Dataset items

-=-=-

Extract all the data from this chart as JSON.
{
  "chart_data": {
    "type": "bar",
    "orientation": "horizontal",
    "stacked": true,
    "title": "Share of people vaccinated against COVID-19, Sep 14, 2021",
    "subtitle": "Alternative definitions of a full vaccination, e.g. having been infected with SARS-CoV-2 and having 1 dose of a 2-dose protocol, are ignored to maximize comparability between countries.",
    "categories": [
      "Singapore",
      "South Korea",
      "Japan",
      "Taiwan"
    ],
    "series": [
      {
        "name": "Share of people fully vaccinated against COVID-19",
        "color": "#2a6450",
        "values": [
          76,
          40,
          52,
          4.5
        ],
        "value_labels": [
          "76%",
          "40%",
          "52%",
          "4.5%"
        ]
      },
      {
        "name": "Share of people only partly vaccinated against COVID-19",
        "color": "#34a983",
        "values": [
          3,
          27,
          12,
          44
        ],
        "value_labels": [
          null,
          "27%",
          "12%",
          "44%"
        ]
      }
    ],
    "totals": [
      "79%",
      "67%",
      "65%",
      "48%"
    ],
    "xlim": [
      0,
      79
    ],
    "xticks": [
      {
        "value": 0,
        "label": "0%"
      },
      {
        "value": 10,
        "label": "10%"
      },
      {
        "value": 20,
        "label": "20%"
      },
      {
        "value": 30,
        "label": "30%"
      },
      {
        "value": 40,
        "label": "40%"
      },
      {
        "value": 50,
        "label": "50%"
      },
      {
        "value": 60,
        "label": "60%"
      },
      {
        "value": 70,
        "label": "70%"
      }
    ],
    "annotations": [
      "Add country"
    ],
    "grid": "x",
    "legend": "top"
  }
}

-=-=-

Required work: Go through the material and select each line with the string "COVID" in it.

Written answer:
    "title": "Share of people vaccinated against COVID-19, Sep 14, 2021",
        "name": "Share of people fully vaccinated against COVID-19",
        "name": "Share of people only partly vaccinated against COVID-19",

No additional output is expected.